SHORT PROBLEM
Extract the full listing verbatim and drop any pictures from your copy.

MATERIAL SUPPLIED
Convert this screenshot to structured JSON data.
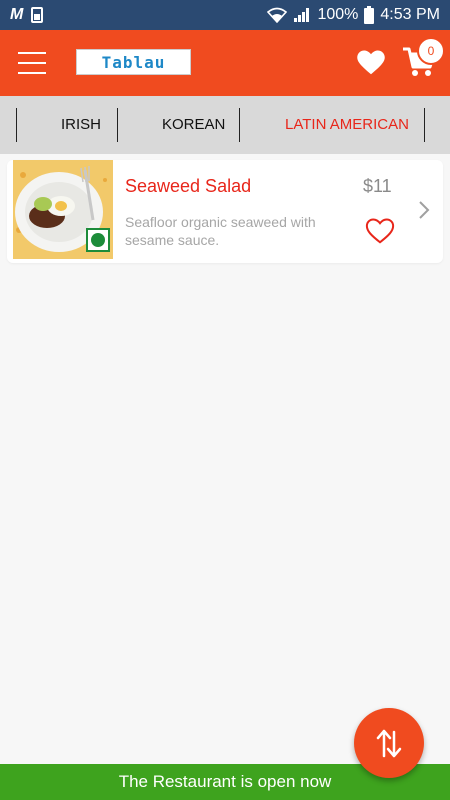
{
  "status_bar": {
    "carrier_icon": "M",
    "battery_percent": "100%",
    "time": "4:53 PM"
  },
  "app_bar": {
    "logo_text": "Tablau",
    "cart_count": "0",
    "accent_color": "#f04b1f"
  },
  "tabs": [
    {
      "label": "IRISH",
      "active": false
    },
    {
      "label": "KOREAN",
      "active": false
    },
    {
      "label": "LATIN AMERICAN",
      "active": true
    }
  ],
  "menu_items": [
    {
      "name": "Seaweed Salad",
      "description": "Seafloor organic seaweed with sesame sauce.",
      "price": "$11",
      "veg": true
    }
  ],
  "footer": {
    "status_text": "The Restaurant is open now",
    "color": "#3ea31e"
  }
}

WRITTEN REPLY
Convert this screenshot to structured JSON data.
{
  "status_bar": {
    "carrier_icon": "M",
    "battery_percent": "100%",
    "time": "4:53 PM"
  },
  "app_bar": {
    "logo_text": "Tablau",
    "cart_count": "0",
    "accent_color": "#f04b1f"
  },
  "tabs": [
    {
      "label": "IRISH",
      "active": false
    },
    {
      "label": "KOREAN",
      "active": false
    },
    {
      "label": "LATIN AMERICAN",
      "active": true
    }
  ],
  "menu_items": [
    {
      "name": "Seaweed Salad",
      "description": "Seafloor organic seaweed with sesame sauce.",
      "price": "$11",
      "veg": true
    }
  ],
  "footer": {
    "status_text": "The Restaurant is open now",
    "color": "#3ea31e"
  }
}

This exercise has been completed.